SHORT EXERCISE: Output all lines exactly.

STORED DATA:
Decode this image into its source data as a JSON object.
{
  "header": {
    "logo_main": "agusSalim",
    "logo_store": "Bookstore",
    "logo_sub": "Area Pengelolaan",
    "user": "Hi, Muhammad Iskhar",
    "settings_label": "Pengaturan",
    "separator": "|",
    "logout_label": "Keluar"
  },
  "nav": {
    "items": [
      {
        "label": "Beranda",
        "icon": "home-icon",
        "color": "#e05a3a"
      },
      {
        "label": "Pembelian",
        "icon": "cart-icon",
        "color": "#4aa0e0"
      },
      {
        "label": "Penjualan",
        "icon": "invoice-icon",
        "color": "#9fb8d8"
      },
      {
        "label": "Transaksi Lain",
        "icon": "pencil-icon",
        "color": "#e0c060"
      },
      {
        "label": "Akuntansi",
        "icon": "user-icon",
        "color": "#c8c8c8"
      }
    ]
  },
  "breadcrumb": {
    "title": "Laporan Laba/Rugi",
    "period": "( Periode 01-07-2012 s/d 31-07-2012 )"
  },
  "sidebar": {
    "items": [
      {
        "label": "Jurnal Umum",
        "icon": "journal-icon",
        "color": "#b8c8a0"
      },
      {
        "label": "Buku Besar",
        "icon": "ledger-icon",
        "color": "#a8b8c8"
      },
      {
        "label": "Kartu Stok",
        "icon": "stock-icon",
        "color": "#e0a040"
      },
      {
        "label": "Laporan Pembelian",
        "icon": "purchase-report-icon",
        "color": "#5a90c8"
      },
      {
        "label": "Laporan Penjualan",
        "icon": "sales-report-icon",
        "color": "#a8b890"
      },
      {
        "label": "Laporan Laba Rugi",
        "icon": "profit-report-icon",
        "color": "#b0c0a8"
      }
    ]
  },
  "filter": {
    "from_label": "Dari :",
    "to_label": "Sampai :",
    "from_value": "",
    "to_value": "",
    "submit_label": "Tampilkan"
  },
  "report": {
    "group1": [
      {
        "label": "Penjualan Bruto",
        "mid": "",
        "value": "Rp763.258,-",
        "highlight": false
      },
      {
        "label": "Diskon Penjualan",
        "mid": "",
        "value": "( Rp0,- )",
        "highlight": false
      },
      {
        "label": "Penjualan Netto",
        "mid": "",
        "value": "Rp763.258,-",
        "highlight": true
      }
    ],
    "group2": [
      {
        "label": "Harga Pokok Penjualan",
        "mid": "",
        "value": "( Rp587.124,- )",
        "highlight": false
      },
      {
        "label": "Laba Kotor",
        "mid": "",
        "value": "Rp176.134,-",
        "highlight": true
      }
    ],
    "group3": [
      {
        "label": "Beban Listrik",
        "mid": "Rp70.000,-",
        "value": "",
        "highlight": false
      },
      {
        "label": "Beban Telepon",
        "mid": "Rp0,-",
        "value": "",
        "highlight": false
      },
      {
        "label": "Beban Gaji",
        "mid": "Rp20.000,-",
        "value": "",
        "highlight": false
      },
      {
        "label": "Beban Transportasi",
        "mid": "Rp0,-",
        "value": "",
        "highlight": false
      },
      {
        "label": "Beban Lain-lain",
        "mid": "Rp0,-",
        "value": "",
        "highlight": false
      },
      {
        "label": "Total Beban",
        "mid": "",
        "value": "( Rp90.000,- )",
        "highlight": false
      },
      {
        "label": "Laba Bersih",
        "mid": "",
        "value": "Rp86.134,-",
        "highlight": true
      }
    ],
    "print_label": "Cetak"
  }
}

SOLUTION TO THIS EXERCISE:
Decode this image into its source data as a JSON object.
{
  "header": {
    "logo_main": "agusSalim",
    "logo_store": "Bookstore",
    "logo_sub": "Area Pengelolaan",
    "user": "Hi, Muhammad Iskhar",
    "settings_label": "Pengaturan",
    "separator": "|",
    "logout_label": "Keluar"
  },
  "nav": {
    "items": [
      {
        "label": "Beranda",
        "icon": "home-icon",
        "color": "#e05a3a"
      },
      {
        "label": "Pembelian",
        "icon": "cart-icon",
        "color": "#4aa0e0"
      },
      {
        "label": "Penjualan",
        "icon": "invoice-icon",
        "color": "#9fb8d8"
      },
      {
        "label": "Transaksi Lain",
        "icon": "pencil-icon",
        "color": "#e0c060"
      },
      {
        "label": "Akuntansi",
        "icon": "user-icon",
        "color": "#c8c8c8"
      }
    ]
  },
  "breadcrumb": {
    "title": "Laporan Laba/Rugi",
    "period": "( Periode 01-07-2012 s/d 31-07-2012 )"
  },
  "sidebar": {
    "items": [
      {
        "label": "Jurnal Umum",
        "icon": "journal-icon",
        "color": "#b8c8a0"
      },
      {
        "label": "Buku Besar",
        "icon": "ledger-icon",
        "color": "#a8b8c8"
      },
      {
        "label": "Kartu Stok",
        "icon": "stock-icon",
        "color": "#e0a040"
      },
      {
        "label": "Laporan Pembelian",
        "icon": "purchase-report-icon",
        "color": "#5a90c8"
      },
      {
        "label": "Laporan Penjualan",
        "icon": "sales-report-icon",
        "color": "#a8b890"
      },
      {
        "label": "Laporan Laba Rugi",
        "icon": "profit-report-icon",
        "color": "#b0c0a8"
      }
    ]
  },
  "filter": {
    "from_label": "Dari :",
    "to_label": "Sampai :",
    "from_value": "",
    "to_value": "",
    "submit_label": "Tampilkan"
  },
  "report": {
    "group1": [
      {
        "label": "Penjualan Bruto",
        "mid": "",
        "value": "Rp763.258,-",
        "highlight": false
      },
      {
        "label": "Diskon Penjualan",
        "mid": "",
        "value": "( Rp0,- )",
        "highlight": false
      },
      {
        "label": "Penjualan Netto",
        "mid": "",
        "value": "Rp763.258,-",
        "highlight": true
      }
    ],
    "group2": [
      {
        "label": "Harga Pokok Penjualan",
        "mid": "",
        "value": "( Rp587.124,- )",
        "highlight": false
      },
      {
        "label": "Laba Kotor",
        "mid": "",
        "value": "Rp176.134,-",
        "highlight": true
      }
    ],
    "group3": [
      {
        "label": "Beban Listrik",
        "mid": "Rp70.000,-",
        "value": "",
        "highlight": false
      },
      {
        "label": "Beban Telepon",
        "mid": "Rp0,-",
        "value": "",
        "highlight": false
      },
      {
        "label": "Beban Gaji",
        "mid": "Rp20.000,-",
        "value": "",
        "highlight": false
      },
      {
        "label": "Beban Transportasi",
        "mid": "Rp0,-",
        "value": "",
        "highlight": false
      },
      {
        "label": "Beban Lain-lain",
        "mid": "Rp0,-",
        "value": "",
        "highlight": false
      },
      {
        "label": "Total Beban",
        "mid": "",
        "value": "( Rp90.000,- )",
        "highlight": false
      },
      {
        "label": "Laba Bersih",
        "mid": "",
        "value": "Rp86.134,-",
        "highlight": true
      }
    ],
    "print_label": "Cetak"
  }
}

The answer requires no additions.